── Data rows ──

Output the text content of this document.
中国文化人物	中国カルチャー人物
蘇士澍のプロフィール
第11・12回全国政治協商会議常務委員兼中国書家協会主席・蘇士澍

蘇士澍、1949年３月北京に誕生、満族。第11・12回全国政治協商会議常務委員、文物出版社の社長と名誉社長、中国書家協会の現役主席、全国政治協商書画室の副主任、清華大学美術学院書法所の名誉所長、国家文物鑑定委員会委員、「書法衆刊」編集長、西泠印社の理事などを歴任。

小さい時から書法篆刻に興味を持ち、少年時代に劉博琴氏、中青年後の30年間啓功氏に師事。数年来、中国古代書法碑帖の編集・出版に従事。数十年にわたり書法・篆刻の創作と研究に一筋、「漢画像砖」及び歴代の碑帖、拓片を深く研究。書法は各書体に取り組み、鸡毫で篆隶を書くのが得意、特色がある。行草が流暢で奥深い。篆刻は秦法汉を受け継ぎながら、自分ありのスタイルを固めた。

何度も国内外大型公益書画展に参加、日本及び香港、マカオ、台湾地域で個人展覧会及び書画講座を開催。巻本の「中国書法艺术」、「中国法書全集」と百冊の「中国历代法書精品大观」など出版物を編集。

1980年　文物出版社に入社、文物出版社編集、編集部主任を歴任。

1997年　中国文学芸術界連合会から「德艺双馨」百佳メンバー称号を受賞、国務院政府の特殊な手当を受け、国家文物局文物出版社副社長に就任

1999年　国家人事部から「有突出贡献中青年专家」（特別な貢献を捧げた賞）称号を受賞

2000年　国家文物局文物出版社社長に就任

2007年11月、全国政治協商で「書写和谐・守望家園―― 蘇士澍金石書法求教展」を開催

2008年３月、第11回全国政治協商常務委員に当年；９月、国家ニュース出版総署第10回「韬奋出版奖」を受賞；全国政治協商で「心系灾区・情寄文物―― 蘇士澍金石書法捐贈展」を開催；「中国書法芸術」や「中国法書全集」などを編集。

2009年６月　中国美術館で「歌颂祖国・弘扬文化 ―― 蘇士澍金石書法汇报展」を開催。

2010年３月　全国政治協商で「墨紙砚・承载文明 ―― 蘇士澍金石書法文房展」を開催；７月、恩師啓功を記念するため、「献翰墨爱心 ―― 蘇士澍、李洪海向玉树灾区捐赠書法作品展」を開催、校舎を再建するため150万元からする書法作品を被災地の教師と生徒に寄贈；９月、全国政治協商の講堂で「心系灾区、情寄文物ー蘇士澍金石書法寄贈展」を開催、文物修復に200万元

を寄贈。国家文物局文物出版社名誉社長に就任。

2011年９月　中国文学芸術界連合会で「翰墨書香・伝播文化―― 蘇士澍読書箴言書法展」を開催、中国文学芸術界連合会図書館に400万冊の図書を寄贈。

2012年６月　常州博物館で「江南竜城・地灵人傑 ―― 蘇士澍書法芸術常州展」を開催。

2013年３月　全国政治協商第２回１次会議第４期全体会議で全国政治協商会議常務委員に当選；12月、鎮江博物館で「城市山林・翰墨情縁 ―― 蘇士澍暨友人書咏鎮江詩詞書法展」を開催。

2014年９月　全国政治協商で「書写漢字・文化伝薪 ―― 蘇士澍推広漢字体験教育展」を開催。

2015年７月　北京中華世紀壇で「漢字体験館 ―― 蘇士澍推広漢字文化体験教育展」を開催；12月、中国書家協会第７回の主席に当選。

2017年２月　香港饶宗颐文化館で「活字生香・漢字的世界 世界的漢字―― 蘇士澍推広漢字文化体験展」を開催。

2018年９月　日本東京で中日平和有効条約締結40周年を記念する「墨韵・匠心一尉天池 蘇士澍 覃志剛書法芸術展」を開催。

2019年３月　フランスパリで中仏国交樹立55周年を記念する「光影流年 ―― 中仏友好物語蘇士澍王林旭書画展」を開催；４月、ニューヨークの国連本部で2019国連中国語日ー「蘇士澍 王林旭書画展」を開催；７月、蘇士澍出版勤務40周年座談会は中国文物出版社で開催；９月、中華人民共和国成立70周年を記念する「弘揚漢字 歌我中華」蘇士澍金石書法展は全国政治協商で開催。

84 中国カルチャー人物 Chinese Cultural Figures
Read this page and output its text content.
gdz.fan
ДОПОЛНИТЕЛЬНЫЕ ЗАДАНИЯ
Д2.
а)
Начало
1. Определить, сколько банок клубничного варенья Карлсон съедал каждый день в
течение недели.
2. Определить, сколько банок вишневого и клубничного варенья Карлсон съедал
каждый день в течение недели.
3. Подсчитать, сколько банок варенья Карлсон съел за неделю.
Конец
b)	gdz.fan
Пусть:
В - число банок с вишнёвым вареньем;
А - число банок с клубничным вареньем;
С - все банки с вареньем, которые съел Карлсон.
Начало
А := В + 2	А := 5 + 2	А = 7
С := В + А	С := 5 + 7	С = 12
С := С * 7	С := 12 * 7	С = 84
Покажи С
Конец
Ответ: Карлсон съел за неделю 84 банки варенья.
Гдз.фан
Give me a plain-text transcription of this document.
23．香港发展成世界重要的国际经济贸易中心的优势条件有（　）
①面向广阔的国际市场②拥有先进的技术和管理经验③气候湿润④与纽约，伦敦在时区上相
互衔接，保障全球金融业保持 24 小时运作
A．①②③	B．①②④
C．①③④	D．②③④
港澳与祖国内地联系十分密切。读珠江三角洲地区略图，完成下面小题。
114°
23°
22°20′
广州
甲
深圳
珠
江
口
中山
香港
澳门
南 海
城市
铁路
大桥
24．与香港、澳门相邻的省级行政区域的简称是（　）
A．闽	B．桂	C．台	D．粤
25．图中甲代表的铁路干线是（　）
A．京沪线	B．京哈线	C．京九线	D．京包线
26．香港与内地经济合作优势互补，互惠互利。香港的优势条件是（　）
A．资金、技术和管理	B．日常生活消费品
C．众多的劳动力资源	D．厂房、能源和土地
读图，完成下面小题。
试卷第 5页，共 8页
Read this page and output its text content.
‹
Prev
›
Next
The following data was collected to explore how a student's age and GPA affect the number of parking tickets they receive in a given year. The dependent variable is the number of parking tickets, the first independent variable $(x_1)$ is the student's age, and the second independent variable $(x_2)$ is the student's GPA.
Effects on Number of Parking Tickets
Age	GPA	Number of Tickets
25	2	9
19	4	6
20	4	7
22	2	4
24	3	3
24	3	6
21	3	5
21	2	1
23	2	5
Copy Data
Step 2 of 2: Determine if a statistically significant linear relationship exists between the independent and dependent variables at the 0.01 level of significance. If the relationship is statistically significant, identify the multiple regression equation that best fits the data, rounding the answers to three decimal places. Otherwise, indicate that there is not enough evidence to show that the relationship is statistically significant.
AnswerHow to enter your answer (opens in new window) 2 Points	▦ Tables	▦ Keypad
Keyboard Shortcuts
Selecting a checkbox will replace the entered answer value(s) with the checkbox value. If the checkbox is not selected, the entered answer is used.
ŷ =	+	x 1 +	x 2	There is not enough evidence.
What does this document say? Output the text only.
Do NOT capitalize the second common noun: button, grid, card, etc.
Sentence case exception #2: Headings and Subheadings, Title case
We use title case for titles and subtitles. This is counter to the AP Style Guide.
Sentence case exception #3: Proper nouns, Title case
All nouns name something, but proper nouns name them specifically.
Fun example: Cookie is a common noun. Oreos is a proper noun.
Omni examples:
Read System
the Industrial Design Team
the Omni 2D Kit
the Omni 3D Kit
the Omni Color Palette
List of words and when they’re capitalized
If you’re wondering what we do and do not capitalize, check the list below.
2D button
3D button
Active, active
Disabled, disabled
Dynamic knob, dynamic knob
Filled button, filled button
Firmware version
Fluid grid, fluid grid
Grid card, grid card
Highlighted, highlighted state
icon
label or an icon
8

───

List each line holding the string "card".

*Response to this task*
Do NOT capitalize the second common noun: button, grid, card, etc.
Grid card, grid card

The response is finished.